→ The problem
Gather up every line that includes the string "this".

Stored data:
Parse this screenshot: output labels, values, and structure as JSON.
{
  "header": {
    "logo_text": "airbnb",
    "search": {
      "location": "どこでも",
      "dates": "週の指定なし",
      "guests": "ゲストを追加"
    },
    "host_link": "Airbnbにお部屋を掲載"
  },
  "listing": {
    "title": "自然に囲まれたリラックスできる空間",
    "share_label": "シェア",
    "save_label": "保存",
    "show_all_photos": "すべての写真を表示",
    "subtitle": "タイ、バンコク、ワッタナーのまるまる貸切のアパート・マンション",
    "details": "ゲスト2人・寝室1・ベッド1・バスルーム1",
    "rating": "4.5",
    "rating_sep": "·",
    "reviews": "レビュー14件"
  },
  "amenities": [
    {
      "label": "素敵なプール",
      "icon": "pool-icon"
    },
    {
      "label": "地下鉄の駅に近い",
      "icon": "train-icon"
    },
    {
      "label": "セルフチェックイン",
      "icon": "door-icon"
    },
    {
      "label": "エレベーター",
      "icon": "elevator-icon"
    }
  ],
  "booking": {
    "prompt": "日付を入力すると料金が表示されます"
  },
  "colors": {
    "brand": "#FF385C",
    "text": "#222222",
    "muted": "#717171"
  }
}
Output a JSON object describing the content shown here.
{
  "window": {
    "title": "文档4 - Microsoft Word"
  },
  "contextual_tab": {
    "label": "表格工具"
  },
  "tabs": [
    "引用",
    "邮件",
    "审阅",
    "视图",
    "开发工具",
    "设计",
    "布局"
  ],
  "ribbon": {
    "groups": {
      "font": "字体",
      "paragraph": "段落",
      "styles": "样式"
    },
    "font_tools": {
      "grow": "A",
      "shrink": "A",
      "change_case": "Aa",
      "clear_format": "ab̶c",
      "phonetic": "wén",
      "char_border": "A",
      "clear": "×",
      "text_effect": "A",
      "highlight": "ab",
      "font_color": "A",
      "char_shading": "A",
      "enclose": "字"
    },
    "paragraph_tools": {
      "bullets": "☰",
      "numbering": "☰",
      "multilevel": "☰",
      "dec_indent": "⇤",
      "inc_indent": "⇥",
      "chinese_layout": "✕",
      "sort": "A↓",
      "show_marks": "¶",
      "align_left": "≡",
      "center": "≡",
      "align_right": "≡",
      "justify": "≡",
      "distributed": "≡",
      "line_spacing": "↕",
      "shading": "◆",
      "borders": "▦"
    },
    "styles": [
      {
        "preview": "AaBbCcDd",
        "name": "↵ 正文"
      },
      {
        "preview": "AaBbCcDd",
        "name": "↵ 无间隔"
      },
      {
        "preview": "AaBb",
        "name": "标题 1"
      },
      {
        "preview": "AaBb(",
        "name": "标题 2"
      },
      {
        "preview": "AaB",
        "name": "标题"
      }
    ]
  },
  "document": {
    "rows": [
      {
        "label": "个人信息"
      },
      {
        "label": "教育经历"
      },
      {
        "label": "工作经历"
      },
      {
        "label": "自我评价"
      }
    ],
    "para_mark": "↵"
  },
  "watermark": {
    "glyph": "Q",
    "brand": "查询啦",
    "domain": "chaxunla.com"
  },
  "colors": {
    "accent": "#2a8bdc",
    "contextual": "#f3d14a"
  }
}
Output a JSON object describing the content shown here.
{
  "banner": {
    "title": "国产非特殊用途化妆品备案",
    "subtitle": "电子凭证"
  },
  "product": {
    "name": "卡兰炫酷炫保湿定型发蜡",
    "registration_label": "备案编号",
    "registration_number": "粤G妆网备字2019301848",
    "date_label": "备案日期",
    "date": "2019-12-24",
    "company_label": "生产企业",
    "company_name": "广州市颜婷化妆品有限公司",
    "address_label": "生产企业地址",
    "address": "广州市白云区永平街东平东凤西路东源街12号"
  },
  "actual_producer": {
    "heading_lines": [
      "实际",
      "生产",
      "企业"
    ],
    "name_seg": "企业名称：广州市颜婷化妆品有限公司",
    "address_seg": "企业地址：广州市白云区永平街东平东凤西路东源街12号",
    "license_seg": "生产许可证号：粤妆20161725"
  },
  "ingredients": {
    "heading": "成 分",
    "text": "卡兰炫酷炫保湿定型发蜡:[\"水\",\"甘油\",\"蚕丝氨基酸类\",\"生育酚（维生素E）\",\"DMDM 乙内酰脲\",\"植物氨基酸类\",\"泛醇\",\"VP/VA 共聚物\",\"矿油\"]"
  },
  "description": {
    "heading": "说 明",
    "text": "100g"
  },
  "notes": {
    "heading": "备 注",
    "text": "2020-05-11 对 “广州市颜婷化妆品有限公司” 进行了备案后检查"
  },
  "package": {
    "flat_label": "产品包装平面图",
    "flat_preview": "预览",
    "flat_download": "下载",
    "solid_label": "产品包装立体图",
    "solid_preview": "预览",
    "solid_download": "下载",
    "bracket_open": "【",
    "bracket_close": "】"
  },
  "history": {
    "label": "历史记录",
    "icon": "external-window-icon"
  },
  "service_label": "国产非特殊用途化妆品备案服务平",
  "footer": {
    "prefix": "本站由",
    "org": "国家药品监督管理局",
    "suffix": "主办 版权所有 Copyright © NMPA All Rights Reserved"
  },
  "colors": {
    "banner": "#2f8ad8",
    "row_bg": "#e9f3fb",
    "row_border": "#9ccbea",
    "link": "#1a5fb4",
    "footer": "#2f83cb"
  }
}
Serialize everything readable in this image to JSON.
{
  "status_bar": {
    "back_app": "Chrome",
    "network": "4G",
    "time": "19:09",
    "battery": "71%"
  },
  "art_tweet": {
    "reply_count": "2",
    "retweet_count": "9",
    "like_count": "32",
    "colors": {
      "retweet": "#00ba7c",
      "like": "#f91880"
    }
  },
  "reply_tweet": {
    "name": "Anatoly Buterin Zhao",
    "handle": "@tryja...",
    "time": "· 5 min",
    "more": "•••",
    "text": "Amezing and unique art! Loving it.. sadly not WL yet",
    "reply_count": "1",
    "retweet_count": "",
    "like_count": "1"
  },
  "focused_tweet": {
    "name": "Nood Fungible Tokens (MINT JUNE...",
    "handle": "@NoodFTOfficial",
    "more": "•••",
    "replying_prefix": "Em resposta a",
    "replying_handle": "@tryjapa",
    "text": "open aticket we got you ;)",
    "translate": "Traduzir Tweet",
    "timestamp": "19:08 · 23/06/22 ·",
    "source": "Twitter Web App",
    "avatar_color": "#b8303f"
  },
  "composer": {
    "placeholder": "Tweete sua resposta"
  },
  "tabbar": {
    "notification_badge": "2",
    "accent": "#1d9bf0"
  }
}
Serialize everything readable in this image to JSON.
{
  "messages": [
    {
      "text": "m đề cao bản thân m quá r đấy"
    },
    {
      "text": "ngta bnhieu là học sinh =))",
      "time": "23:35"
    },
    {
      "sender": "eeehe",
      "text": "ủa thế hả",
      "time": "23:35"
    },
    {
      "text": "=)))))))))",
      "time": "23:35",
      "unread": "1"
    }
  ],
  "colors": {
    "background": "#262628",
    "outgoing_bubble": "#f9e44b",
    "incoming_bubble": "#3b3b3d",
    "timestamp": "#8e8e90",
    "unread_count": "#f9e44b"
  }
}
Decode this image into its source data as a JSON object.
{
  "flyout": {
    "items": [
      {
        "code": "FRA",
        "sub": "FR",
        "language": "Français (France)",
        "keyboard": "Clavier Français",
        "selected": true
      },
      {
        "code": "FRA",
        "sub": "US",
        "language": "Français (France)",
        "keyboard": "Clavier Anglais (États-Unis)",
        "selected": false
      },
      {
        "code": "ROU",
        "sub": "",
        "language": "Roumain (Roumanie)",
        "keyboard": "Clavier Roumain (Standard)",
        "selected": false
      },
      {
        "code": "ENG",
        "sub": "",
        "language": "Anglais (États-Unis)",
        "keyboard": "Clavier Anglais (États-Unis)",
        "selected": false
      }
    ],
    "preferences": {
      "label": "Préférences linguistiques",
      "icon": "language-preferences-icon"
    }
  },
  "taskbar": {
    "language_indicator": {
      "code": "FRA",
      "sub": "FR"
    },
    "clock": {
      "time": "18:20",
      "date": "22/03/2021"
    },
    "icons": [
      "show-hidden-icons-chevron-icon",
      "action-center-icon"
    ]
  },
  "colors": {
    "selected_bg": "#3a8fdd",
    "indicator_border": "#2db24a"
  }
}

→ Written answer
Parse this screenshot: output labels, values, and structure as JSON.
Serialize everything readable in this image to JSON.
Serialize everything readable in this image to JSON.
Decode this image into its source data as a JSON object.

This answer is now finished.